* Stored rows *

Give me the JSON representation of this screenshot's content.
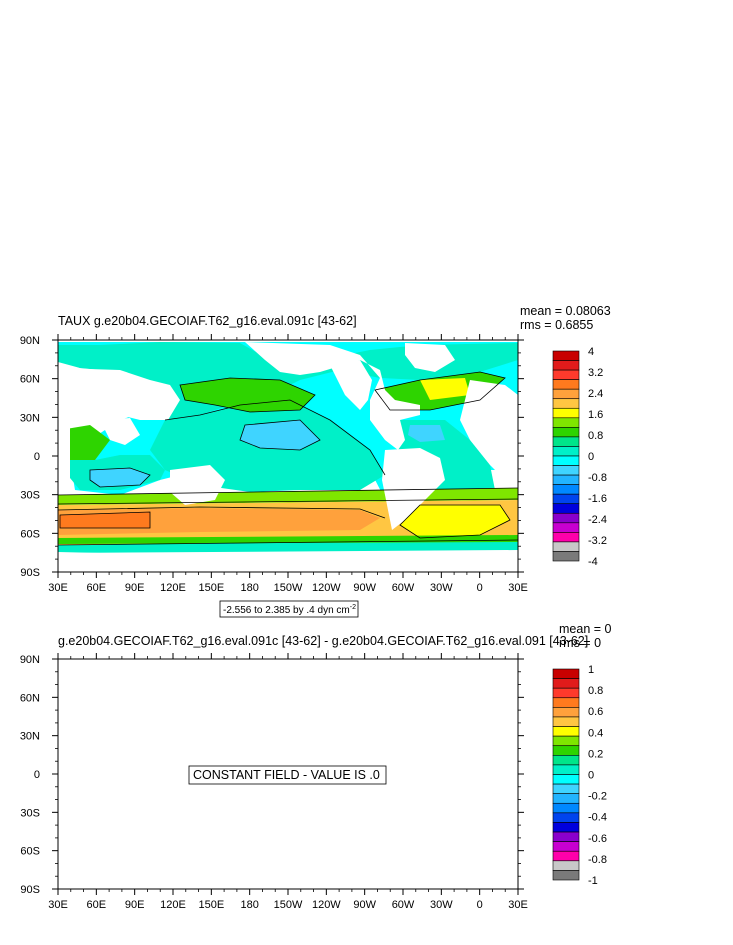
{
  "chart_data": [
    {
      "type": "heatmap",
      "title": "TAUX g.e20b04.GECOIAF.T62_g16.eval.091c [43-62]",
      "stats": {
        "mean": "mean = 0.08063",
        "rms": "rms = 0.6855"
      },
      "x_ticks": [
        "30E",
        "60E",
        "90E",
        "120E",
        "150E",
        "180",
        "150W",
        "120W",
        "90W",
        "60W",
        "30W",
        "0",
        "30E"
      ],
      "y_ticks": [
        "90N",
        "60N",
        "30N",
        "0",
        "30S",
        "60S",
        "90S"
      ],
      "colorbar_labels": [
        "4",
        "3.2",
        "2.4",
        "1.6",
        "0.8",
        "0",
        "-0.8",
        "-1.6",
        "-2.4",
        "-3.2",
        "-4"
      ],
      "colorbar_colors": [
        "#c80000",
        "#e11b1b",
        "#ff3a2c",
        "#ff7a1e",
        "#ffa13c",
        "#ffc642",
        "#ffff00",
        "#7fe600",
        "#2ed400",
        "#00e58a",
        "#00f0c8",
        "#00ffff",
        "#3fd4ff",
        "#22b4ff",
        "#0088ff",
        "#0044ee",
        "#0000dd",
        "#8a00cc",
        "#c800d0",
        "#ff00aa",
        "#c8c8c8",
        "#7a7a7a"
      ],
      "info_box": "-2.556 to 2.385 by .4 dyn cm",
      "info_box_exp": "-2",
      "range": {
        "min": -2.556,
        "max": 2.385,
        "interval": 0.4,
        "units": "dyn cm-2"
      }
    },
    {
      "type": "heatmap",
      "title": "g.e20b04.GECOIAF.T62_g16.eval.091c [43-62] - g.e20b04.GECOIAF.T62_g16.eval.091 [43-62]",
      "stats": {
        "mean": "mean = 0",
        "rms": "rms = 0"
      },
      "x_ticks": [
        "30E",
        "60E",
        "90E",
        "120E",
        "150E",
        "180",
        "150W",
        "120W",
        "90W",
        "60W",
        "30W",
        "0",
        "30E"
      ],
      "y_ticks": [
        "90N",
        "60N",
        "30N",
        "0",
        "30S",
        "60S",
        "90S"
      ],
      "colorbar_labels": [
        "1",
        "0.8",
        "0.6",
        "0.4",
        "0.2",
        "0",
        "-0.2",
        "-0.4",
        "-0.6",
        "-0.8",
        "-1"
      ],
      "colorbar_colors": [
        "#c80000",
        "#e11b1b",
        "#ff3a2c",
        "#ff7a1e",
        "#ffa13c",
        "#ffc642",
        "#ffff00",
        "#7fe600",
        "#2ed400",
        "#00e58a",
        "#00f0c8",
        "#00ffff",
        "#3fd4ff",
        "#22b4ff",
        "#0088ff",
        "#0044ee",
        "#0000dd",
        "#8a00cc",
        "#c800d0",
        "#ff00aa",
        "#c8c8c8",
        "#7a7a7a"
      ],
      "message": "CONSTANT FIELD - VALUE IS .0",
      "constant_value": 0
    }
  ]
}
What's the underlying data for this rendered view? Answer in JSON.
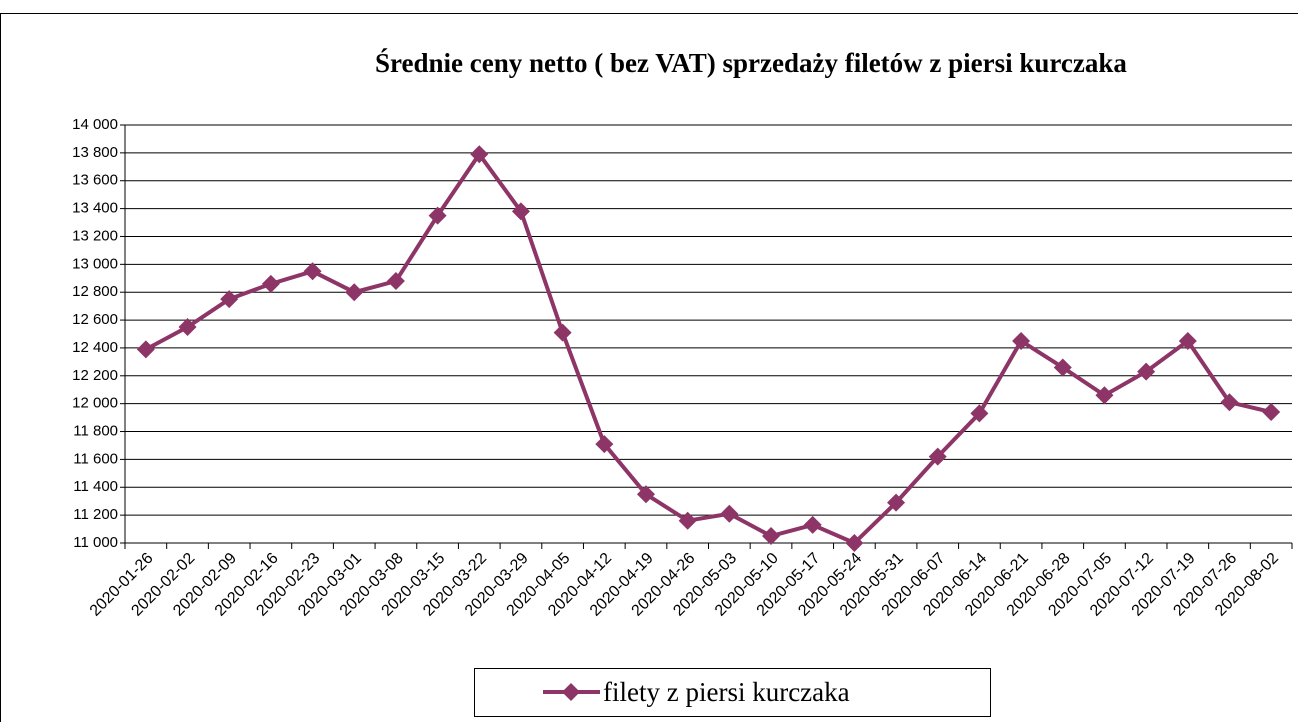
{
  "chart_data": {
    "type": "line",
    "title": "Średnie ceny netto ( bez VAT) sprzedaży filetów z piersi kurczaka",
    "categories": [
      "2020-01-26",
      "2020-02-02",
      "2020-02-09",
      "2020-02-16",
      "2020-02-23",
      "2020-03-01",
      "2020-03-08",
      "2020-03-15",
      "2020-03-22",
      "2020-03-29",
      "2020-04-05",
      "2020-04-12",
      "2020-04-19",
      "2020-04-26",
      "2020-05-03",
      "2020-05-10",
      "2020-05-17",
      "2020-05-24",
      "2020-05-31",
      "2020-06-07",
      "2020-06-14",
      "2020-06-21",
      "2020-06-28",
      "2020-07-05",
      "2020-07-12",
      "2020-07-19",
      "2020-07-26",
      "2020-08-02"
    ],
    "series": [
      {
        "name": "filety z piersi kurczaka",
        "color": "#8e3568",
        "values": [
          12390,
          12550,
          12750,
          12860,
          12950,
          12800,
          12880,
          13350,
          13790,
          13380,
          12510,
          11710,
          11350,
          11160,
          11210,
          11050,
          11130,
          11000,
          11290,
          11620,
          11930,
          12450,
          12260,
          12060,
          12230,
          12450,
          12010,
          11940
        ]
      }
    ],
    "ylim": [
      11000,
      14000
    ],
    "yticks": [
      {
        "value": 11000,
        "label": "11 000"
      },
      {
        "value": 11200,
        "label": "11 200"
      },
      {
        "value": 11400,
        "label": "11 400"
      },
      {
        "value": 11600,
        "label": "11 600"
      },
      {
        "value": 11800,
        "label": "11 800"
      },
      {
        "value": 12000,
        "label": "12 000"
      },
      {
        "value": 12200,
        "label": "12 200"
      },
      {
        "value": 12400,
        "label": "12 400"
      },
      {
        "value": 12600,
        "label": "12 600"
      },
      {
        "value": 12800,
        "label": "12 800"
      },
      {
        "value": 13000,
        "label": "13 000"
      },
      {
        "value": 13200,
        "label": "13 200"
      },
      {
        "value": 13400,
        "label": "13 400"
      },
      {
        "value": 13600,
        "label": "13 600"
      },
      {
        "value": 13800,
        "label": "13 800"
      },
      {
        "value": 14000,
        "label": "14 000"
      }
    ],
    "grid": true
  }
}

* Problem description *
The listing above needs to be output again exactly. Don't include the pictures.

* Exercise response *
Give me the JSON representation of this screenshot's content.
{
  "chart_data": [
    {
      "type": "heatmap",
      "title": "TAUX g.e20b04.GECOIAF.T62_g16.eval.091c [43-62]",
      "stats": {
        "mean": "mean = 0.08063",
        "rms": "rms = 0.6855"
      },
      "x_ticks": [
        "30E",
        "60E",
        "90E",
        "120E",
        "150E",
        "180",
        "150W",
        "120W",
        "90W",
        "60W",
        "30W",
        "0",
        "30E"
      ],
      "y_ticks": [
        "90N",
        "60N",
        "30N",
        "0",
        "30S",
        "60S",
        "90S"
      ],
      "colorbar_labels": [
        "4",
        "3.2",
        "2.4",
        "1.6",
        "0.8",
        "0",
        "-0.8",
        "-1.6",
        "-2.4",
        "-3.2",
        "-4"
      ],
      "colorbar_colors": [
        "#c80000",
        "#e11b1b",
        "#ff3a2c",
        "#ff7a1e",
        "#ffa13c",
        "#ffc642",
        "#ffff00",
        "#7fe600",
        "#2ed400",
        "#00e58a",
        "#00f0c8",
        "#00ffff",
        "#3fd4ff",
        "#22b4ff",
        "#0088ff",
        "#0044ee",
        "#0000dd",
        "#8a00cc",
        "#c800d0",
        "#ff00aa",
        "#c8c8c8",
        "#7a7a7a"
      ],
      "info_box": "-2.556 to 2.385 by .4 dyn cm",
      "info_box_exp": "-2",
      "range": {
        "min": -2.556,
        "max": 2.385,
        "interval": 0.4,
        "units": "dyn cm-2"
      }
    },
    {
      "type": "heatmap",
      "title": "g.e20b04.GECOIAF.T62_g16.eval.091c [43-62] - g.e20b04.GECOIAF.T62_g16.eval.091 [43-62]",
      "stats": {
        "mean": "mean = 0",
        "rms": "rms = 0"
      },
      "x_ticks": [
        "30E",
        "60E",
        "90E",
        "120E",
        "150E",
        "180",
        "150W",
        "120W",
        "90W",
        "60W",
        "30W",
        "0",
        "30E"
      ],
      "y_ticks": [
        "90N",
        "60N",
        "30N",
        "0",
        "30S",
        "60S",
        "90S"
      ],
      "colorbar_labels": [
        "1",
        "0.8",
        "0.6",
        "0.4",
        "0.2",
        "0",
        "-0.2",
        "-0.4",
        "-0.6",
        "-0.8",
        "-1"
      ],
      "colorbar_colors": [
        "#c80000",
        "#e11b1b",
        "#ff3a2c",
        "#ff7a1e",
        "#ffa13c",
        "#ffc642",
        "#ffff00",
        "#7fe600",
        "#2ed400",
        "#00e58a",
        "#00f0c8",
        "#00ffff",
        "#3fd4ff",
        "#22b4ff",
        "#0088ff",
        "#0044ee",
        "#0000dd",
        "#8a00cc",
        "#c800d0",
        "#ff00aa",
        "#c8c8c8",
        "#7a7a7a"
      ],
      "message": "CONSTANT FIELD - VALUE IS .0",
      "constant_value": 0
    }
  ]
}
What's the underlying data for this rendered view? Answer in JSON.
{
  "chart_data": {
    "type": "line",
    "title": "Średnie ceny netto ( bez VAT) sprzedaży filetów z piersi kurczaka",
    "categories": [
      "2020-01-26",
      "2020-02-02",
      "2020-02-09",
      "2020-02-16",
      "2020-02-23",
      "2020-03-01",
      "2020-03-08",
      "2020-03-15",
      "2020-03-22",
      "2020-03-29",
      "2020-04-05",
      "2020-04-12",
      "2020-04-19",
      "2020-04-26",
      "2020-05-03",
      "2020-05-10",
      "2020-05-17",
      "2020-05-24",
      "2020-05-31",
      "2020-06-07",
      "2020-06-14",
      "2020-06-21",
      "2020-06-28",
      "2020-07-05",
      "2020-07-12",
      "2020-07-19",
      "2020-07-26",
      "2020-08-02"
    ],
    "series": [
      {
        "name": "filety z piersi kurczaka",
        "color": "#8e3568",
        "values": [
          12390,
          12550,
          12750,
          12860,
          12950,
          12800,
          12880,
          13350,
          13790,
          13380,
          12510,
          11710,
          11350,
          11160,
          11210,
          11050,
          11130,
          11000,
          11290,
          11620,
          11930,
          12450,
          12260,
          12060,
          12230,
          12450,
          12010,
          11940
        ]
      }
    ],
    "ylim": [
      11000,
      14000
    ],
    "yticks": [
      {
        "value": 11000,
        "label": "11 000"
      },
      {
        "value": 11200,
        "label": "11 200"
      },
      {
        "value": 11400,
        "label": "11 400"
      },
      {
        "value": 11600,
        "label": "11 600"
      },
      {
        "value": 11800,
        "label": "11 800"
      },
      {
        "value": 12000,
        "label": "12 000"
      },
      {
        "value": 12200,
        "label": "12 200"
      },
      {
        "value": 12400,
        "label": "12 400"
      },
      {
        "value": 12600,
        "label": "12 600"
      },
      {
        "value": 12800,
        "label": "12 800"
      },
      {
        "value": 13000,
        "label": "13 000"
      },
      {
        "value": 13200,
        "label": "13 200"
      },
      {
        "value": 13400,
        "label": "13 400"
      },
      {
        "value": 13600,
        "label": "13 600"
      },
      {
        "value": 13800,
        "label": "13 800"
      },
      {
        "value": 14000,
        "label": "14 000"
      }
    ],
    "grid": true
  }
}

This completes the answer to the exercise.